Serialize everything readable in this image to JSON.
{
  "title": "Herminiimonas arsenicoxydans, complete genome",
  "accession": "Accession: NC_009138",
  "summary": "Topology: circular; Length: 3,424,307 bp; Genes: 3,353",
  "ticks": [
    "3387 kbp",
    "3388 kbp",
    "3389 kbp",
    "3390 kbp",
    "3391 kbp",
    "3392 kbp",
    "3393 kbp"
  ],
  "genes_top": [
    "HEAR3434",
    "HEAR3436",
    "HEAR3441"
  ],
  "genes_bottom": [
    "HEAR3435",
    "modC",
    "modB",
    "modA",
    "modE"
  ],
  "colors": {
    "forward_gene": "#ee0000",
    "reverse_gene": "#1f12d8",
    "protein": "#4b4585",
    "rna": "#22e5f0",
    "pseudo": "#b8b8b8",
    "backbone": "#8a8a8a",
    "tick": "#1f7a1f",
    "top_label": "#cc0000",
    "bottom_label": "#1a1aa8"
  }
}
^^^^^^^^
Return the data above in full, keeping each line exactly as it stands.

• Exercise response:
Serialize everything readable in this image to JSON.
{
  "title": "Herminiimonas arsenicoxydans, complete genome",
  "accession": "Accession: NC_009138",
  "summary": "Topology: circular; Length: 3,424,307 bp; Genes: 3,353",
  "ticks": [
    "3387 kbp",
    "3388 kbp",
    "3389 kbp",
    "3390 kbp",
    "3391 kbp",
    "3392 kbp",
    "3393 kbp"
  ],
  "genes_top": [
    "HEAR3434",
    "HEAR3436",
    "HEAR3441"
  ],
  "genes_bottom": [
    "HEAR3435",
    "modC",
    "modB",
    "modA",
    "modE"
  ],
  "colors": {
    "forward_gene": "#ee0000",
    "reverse_gene": "#1f12d8",
    "protein": "#4b4585",
    "rna": "#22e5f0",
    "pseudo": "#b8b8b8",
    "backbone": "#8a8a8a",
    "tick": "#1f7a1f",
    "top_label": "#cc0000",
    "bottom_label": "#1a1aa8"
  }
}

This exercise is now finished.